**解くべき問題:**
[1] 北海道センコーの紹介文から、「荒川敬史社長は「スーパーやド」を含む語句で始まり「効率化にも積極的に取り組む。」で終わる部分を一字一句そのまま書き写してください。
[2] 北海道センコーの紹介文を、最後の文の後から書き継いでください。

**演習用本文:**
* * *
北海道センコー
〝センコー〟の気概で物流における社会課題の解決に挑む
1959年、大手物流会社「扇興運輸(現センコー)」(本社・東京)が開設した札幌営業所を前身とする「北海道センコー」。道内のトラック輸送強化のためセンコーから93年に分社し、北海道の物流を支えてきた。
荒川敬史社長は「スーパーやドラッグストアなどの小売店が主要顧客です。食品や薬品のほか、建材や電化製品など幅広い品目の運送を行っています。また、複数の輸送手段を組み合わせ効率的に輸送する『マルチモーダル輸送』が当社の強みです。80台のトラックに加え、船舶など多様な輸送手段を活用し、強固な物流ネットワークを北海道に張り巡らせている」と語る。
また、2024年問題への対応など、物流業界全体の課題解決と効率化にも積極的に取り組む。
* * *
**記録集:**
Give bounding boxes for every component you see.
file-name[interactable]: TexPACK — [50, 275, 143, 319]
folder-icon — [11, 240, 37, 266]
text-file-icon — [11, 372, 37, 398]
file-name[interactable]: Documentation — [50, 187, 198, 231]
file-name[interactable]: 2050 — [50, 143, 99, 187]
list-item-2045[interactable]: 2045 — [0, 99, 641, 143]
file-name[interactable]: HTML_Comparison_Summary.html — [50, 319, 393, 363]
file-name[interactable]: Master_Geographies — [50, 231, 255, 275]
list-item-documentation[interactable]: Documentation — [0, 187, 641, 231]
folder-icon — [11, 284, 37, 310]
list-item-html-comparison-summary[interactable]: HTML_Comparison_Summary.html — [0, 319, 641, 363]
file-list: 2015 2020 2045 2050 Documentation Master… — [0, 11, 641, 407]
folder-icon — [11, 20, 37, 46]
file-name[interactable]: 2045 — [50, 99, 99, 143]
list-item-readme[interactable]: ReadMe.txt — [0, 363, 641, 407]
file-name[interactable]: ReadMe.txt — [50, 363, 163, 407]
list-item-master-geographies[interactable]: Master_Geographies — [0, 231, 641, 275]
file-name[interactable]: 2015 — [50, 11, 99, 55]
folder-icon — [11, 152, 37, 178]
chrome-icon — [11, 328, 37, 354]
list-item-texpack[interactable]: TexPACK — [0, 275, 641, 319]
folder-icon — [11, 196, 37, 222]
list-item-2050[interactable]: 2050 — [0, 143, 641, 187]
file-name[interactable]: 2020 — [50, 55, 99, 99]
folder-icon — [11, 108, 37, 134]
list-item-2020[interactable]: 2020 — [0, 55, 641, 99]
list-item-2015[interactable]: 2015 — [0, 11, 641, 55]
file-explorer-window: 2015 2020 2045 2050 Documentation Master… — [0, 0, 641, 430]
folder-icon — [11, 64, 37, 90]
* * *
**回答一覧:**
[1]
荒川敬史社長は「スーパーやドラッグストアなどの小売店が主要顧客です。食品や薬品のほか、建材や電化製品など幅広い品目の運送を行っています。また、複数の輸送手段を組み合わせ効率的に輸送する『マルチモーダル輸送』が当社の強みです。80台のトラックに加え、船舶など多様な輸送手段を活用し、強固な物流ネットワークを北海道に張り巡らせている」と語る。
また、2024年問題への対応など、物流業界全体の課題解決と効率化にも積極的に取り組む。

[2]
「長距離輸送の中継拠点『TSUNAGU STATION』を30年を目標に道内に展開する予定です。他社の利用も可能で、トレーラー交換やドライバーの乗り替わりの場として機能し、物流業界全体の効率化に貢献します」(荒川社長)。
さらに27年4月には、独自開発の「ダブル連結トラック」を導入予定。2つの荷台を連結して運ぶことにより拠点での積み替え作業が不要になり、運送効率の向上やコスト・人員削減にも寄与する。
20年からの5年間で売り上げは41億円から58億円に増加。今後は、中継拠点や新トラック導入などの先行投資でさらなる増収を見込む。
「学校訪問などを行い、中高生に物流業界の魅力と重要性を伝える活動もしています。物流業界への認知を高め、若い世代に選ばれる業界を目指して、働き方改革や社内の教育体制の整備にも力を入れていきます」(荒川社長)。